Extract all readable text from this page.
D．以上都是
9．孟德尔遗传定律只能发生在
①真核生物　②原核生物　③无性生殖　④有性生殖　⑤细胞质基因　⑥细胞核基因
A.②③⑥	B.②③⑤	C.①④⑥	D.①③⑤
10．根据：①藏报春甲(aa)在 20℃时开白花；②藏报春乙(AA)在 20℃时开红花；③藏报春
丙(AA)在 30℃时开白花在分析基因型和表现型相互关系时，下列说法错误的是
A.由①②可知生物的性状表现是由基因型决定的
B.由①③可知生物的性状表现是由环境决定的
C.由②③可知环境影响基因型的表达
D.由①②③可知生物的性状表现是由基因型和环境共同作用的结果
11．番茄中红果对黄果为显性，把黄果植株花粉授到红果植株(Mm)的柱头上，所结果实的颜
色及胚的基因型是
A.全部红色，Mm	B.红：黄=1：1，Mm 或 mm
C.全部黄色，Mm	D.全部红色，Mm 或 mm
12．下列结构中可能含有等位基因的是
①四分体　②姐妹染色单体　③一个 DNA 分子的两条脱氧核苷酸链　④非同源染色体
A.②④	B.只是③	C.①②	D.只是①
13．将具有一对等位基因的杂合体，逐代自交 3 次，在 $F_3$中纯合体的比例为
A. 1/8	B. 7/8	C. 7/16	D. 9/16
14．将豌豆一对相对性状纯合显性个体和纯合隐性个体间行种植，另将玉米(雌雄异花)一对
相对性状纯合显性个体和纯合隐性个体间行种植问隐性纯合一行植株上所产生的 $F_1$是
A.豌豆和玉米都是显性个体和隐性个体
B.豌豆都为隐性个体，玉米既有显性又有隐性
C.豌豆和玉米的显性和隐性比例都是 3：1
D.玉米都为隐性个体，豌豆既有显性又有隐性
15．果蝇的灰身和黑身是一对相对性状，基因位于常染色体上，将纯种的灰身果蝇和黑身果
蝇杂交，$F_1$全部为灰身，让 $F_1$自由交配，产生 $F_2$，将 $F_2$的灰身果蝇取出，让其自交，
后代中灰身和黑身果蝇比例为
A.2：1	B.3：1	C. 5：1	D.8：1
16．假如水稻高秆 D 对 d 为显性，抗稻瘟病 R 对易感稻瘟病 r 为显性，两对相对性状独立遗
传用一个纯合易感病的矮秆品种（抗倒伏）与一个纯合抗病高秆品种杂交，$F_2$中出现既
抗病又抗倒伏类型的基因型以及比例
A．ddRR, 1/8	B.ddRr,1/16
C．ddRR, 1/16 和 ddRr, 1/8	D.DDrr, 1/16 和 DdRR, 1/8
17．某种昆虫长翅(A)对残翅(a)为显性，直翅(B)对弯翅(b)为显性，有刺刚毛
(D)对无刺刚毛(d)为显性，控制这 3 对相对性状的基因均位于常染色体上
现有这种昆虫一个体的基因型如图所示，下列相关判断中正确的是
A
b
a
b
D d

::::::::

- **DIRECTIVE**:
The records above are to be repeated exactly, in their entirety.

- **TASK SOLUTION**:
Extract all readable text from this page.
D．以上都是
9．孟德尔遗传定律只能发生在
①真核生物　②原核生物　③无性生殖　④有性生殖　⑤细胞质基因　⑥细胞核基因
A.②③⑥	B.②③⑤	C.①④⑥	D.①③⑤
10．根据：①藏报春甲(aa)在 20℃时开白花；②藏报春乙(AA)在 20℃时开红花；③藏报春
丙(AA)在 30℃时开白花在分析基因型和表现型相互关系时，下列说法错误的是
A.由①②可知生物的性状表现是由基因型决定的
B.由①③可知生物的性状表现是由环境决定的
C.由②③可知环境影响基因型的表达
D.由①②③可知生物的性状表现是由基因型和环境共同作用的结果
11．番茄中红果对黄果为显性，把黄果植株花粉授到红果植株(Mm)的柱头上，所结果实的颜
色及胚的基因型是
A.全部红色，Mm	B.红：黄=1：1，Mm 或 mm
C.全部黄色，Mm	D.全部红色，Mm 或 mm
12．下列结构中可能含有等位基因的是
①四分体　②姐妹染色单体　③一个 DNA 分子的两条脱氧核苷酸链　④非同源染色体
A.②④	B.只是③	C.①②	D.只是①
13．将具有一对等位基因的杂合体，逐代自交 3 次，在 $F_3$中纯合体的比例为
A. 1/8	B. 7/8	C. 7/16	D. 9/16
14．将豌豆一对相对性状纯合显性个体和纯合隐性个体间行种植，另将玉米(雌雄异花)一对
相对性状纯合显性个体和纯合隐性个体间行种植问隐性纯合一行植株上所产生的 $F_1$是
A.豌豆和玉米都是显性个体和隐性个体
B.豌豆都为隐性个体，玉米既有显性又有隐性
C.豌豆和玉米的显性和隐性比例都是 3：1
D.玉米都为隐性个体，豌豆既有显性又有隐性
15．果蝇的灰身和黑身是一对相对性状，基因位于常染色体上，将纯种的灰身果蝇和黑身果
蝇杂交，$F_1$全部为灰身，让 $F_1$自由交配，产生 $F_2$，将 $F_2$的灰身果蝇取出，让其自交，
后代中灰身和黑身果蝇比例为
A.2：1	B.3：1	C. 5：1	D.8：1
16．假如水稻高秆 D 对 d 为显性，抗稻瘟病 R 对易感稻瘟病 r 为显性，两对相对性状独立遗
传用一个纯合易感病的矮秆品种（抗倒伏）与一个纯合抗病高秆品种杂交，$F_2$中出现既
抗病又抗倒伏类型的基因型以及比例
A．ddRR, 1/8	B.ddRr,1/16
C．ddRR, 1/16 和 ddRr, 1/8	D.DDrr, 1/16 和 DdRR, 1/8
17．某种昆虫长翅(A)对残翅(a)为显性，直翅(B)对弯翅(b)为显性，有刺刚毛
(D)对无刺刚毛(d)为显性，控制这 3 对相对性状的基因均位于常染色体上
现有这种昆虫一个体的基因型如图所示，下列相关判断中正确的是
A
b
a
b
D d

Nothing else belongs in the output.